── Records for the exercise ──

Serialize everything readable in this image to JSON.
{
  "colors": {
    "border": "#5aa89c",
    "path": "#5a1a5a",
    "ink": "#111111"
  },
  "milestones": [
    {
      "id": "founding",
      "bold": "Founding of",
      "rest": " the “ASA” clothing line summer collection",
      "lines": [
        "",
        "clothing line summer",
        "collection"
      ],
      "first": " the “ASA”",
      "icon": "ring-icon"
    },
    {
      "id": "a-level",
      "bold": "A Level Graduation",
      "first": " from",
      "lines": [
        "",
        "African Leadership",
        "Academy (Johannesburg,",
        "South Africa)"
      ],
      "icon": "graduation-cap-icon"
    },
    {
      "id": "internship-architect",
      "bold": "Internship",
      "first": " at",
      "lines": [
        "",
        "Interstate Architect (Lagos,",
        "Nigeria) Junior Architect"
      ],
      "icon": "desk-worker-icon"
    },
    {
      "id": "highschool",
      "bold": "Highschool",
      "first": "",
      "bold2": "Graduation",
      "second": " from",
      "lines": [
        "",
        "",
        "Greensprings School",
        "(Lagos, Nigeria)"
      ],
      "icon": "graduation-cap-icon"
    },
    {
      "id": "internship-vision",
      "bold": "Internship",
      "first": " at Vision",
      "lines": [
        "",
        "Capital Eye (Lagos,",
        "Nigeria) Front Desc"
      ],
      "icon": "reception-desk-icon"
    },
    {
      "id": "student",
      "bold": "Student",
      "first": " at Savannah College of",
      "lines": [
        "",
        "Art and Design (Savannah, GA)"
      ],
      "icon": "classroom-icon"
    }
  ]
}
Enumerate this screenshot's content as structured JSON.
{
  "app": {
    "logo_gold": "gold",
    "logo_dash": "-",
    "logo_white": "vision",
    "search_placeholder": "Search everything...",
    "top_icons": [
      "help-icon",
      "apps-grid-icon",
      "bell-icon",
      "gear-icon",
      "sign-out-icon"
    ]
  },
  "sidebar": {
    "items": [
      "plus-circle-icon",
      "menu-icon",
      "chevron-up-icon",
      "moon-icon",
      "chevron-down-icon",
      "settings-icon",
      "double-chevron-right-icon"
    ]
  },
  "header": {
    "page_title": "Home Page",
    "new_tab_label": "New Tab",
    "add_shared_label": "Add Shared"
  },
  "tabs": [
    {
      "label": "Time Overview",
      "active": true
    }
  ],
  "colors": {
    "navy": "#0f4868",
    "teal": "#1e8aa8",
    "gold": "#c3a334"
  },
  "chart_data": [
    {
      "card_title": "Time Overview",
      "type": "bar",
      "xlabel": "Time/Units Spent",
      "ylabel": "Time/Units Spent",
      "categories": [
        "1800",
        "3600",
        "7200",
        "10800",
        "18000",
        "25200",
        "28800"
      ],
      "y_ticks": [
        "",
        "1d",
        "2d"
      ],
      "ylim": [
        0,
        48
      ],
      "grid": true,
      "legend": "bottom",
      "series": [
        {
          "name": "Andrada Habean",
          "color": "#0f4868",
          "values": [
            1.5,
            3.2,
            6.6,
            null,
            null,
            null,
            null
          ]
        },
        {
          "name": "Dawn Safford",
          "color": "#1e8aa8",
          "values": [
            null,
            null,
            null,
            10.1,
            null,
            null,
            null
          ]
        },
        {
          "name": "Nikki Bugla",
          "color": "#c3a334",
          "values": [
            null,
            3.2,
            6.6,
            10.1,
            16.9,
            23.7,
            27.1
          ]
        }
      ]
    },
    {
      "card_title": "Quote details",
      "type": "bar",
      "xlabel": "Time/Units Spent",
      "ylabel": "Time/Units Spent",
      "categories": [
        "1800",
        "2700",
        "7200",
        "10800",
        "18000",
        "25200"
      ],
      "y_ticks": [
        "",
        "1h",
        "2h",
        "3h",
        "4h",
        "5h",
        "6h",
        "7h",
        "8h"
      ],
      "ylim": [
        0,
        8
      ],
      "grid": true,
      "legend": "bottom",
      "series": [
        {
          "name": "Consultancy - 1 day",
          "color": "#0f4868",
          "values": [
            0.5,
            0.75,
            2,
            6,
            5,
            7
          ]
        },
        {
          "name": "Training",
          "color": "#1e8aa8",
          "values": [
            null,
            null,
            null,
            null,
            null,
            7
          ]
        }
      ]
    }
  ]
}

───

All of the records must be repeated exactly.

Serialize everything readable in this image to JSON.
{
  "colors": {
    "border": "#5aa89c",
    "path": "#5a1a5a",
    "ink": "#111111"
  },
  "milestones": [
    {
      "id": "founding",
      "bold": "Founding of",
      "rest": " the “ASA” clothing line summer collection",
      "lines": [
        "",
        "clothing line summer",
        "collection"
      ],
      "first": " the “ASA”",
      "icon": "ring-icon"
    },
    {
      "id": "a-level",
      "bold": "A Level Graduation",
      "first": " from",
      "lines": [
        "",
        "African Leadership",
        "Academy (Johannesburg,",
        "South Africa)"
      ],
      "icon": "graduation-cap-icon"
    },
    {
      "id": "internship-architect",
      "bold": "Internship",
      "first": " at",
      "lines": [
        "",
        "Interstate Architect (Lagos,",
        "Nigeria) Junior Architect"
      ],
      "icon": "desk-worker-icon"
    },
    {
      "id": "highschool",
      "bold": "Highschool",
      "first": "",
      "bold2": "Graduation",
      "second": " from",
      "lines": [
        "",
        "",
        "Greensprings School",
        "(Lagos, Nigeria)"
      ],
      "icon": "graduation-cap-icon"
    },
    {
      "id": "internship-vision",
      "bold": "Internship",
      "first": " at Vision",
      "lines": [
        "",
        "Capital Eye (Lagos,",
        "Nigeria) Front Desc"
      ],
      "icon": "reception-desk-icon"
    },
    {
      "id": "student",
      "bold": "Student",
      "first": " at Savannah College of",
      "lines": [
        "",
        "Art and Design (Savannah, GA)"
      ],
      "icon": "classroom-icon"
    }
  ]
}
Enumerate this screenshot's content as structured JSON.
{
  "app": {
    "logo_gold": "gold",
    "logo_dash": "-",
    "logo_white": "vision",
    "search_placeholder": "Search everything...",
    "top_icons": [
      "help-icon",
      "apps-grid-icon",
      "bell-icon",
      "gear-icon",
      "sign-out-icon"
    ]
  },
  "sidebar": {
    "items": [
      "plus-circle-icon",
      "menu-icon",
      "chevron-up-icon",
      "moon-icon",
      "chevron-down-icon",
      "settings-icon",
      "double-chevron-right-icon"
    ]
  },
  "header": {
    "page_title": "Home Page",
    "new_tab_label": "New Tab",
    "add_shared_label": "Add Shared"
  },
  "tabs": [
    {
      "label": "Time Overview",
      "active": true
    }
  ],
  "colors": {
    "navy": "#0f4868",
    "teal": "#1e8aa8",
    "gold": "#c3a334"
  },
  "chart_data": [
    {
      "card_title": "Time Overview",
      "type": "bar",
      "xlabel": "Time/Units Spent",
      "ylabel": "Time/Units Spent",
      "categories": [
        "1800",
        "3600",
        "7200",
        "10800",
        "18000",
        "25200",
        "28800"
      ],
      "y_ticks": [
        "",
        "1d",
        "2d"
      ],
      "ylim": [
        0,
        48
      ],
      "grid": true,
      "legend": "bottom",
      "series": [
        {
          "name": "Andrada Habean",
          "color": "#0f4868",
          "values": [
            1.5,
            3.2,
            6.6,
            null,
            null,
            null,
            null
          ]
        },
        {
          "name": "Dawn Safford",
          "color": "#1e8aa8",
          "values": [
            null,
            null,
            null,
            10.1,
            null,
            null,
            null
          ]
        },
        {
          "name": "Nikki Bugla",
          "color": "#c3a334",
          "values": [
            null,
            3.2,
            6.6,
            10.1,
            16.9,
            23.7,
            27.1
          ]
        }
      ]
    },
    {
      "card_title": "Quote details",
      "type": "bar",
      "xlabel": "Time/Units Spent",
      "ylabel": "Time/Units Spent",
      "categories": [
        "1800",
        "2700",
        "7200",
        "10800",
        "18000",
        "25200"
      ],
      "y_ticks": [
        "",
        "1h",
        "2h",
        "3h",
        "4h",
        "5h",
        "6h",
        "7h",
        "8h"
      ],
      "ylim": [
        0,
        8
      ],
      "grid": true,
      "legend": "bottom",
      "series": [
        {
          "name": "Consultancy - 1 day",
          "color": "#0f4868",
          "values": [
            0.5,
            0.75,
            2,
            6,
            5,
            7
          ]
        },
        {
          "name": "Training",
          "color": "#1e8aa8",
          "values": [
            null,
            null,
            null,
            null,
            null,
            7
          ]
        }
      ]
    }
  ]
}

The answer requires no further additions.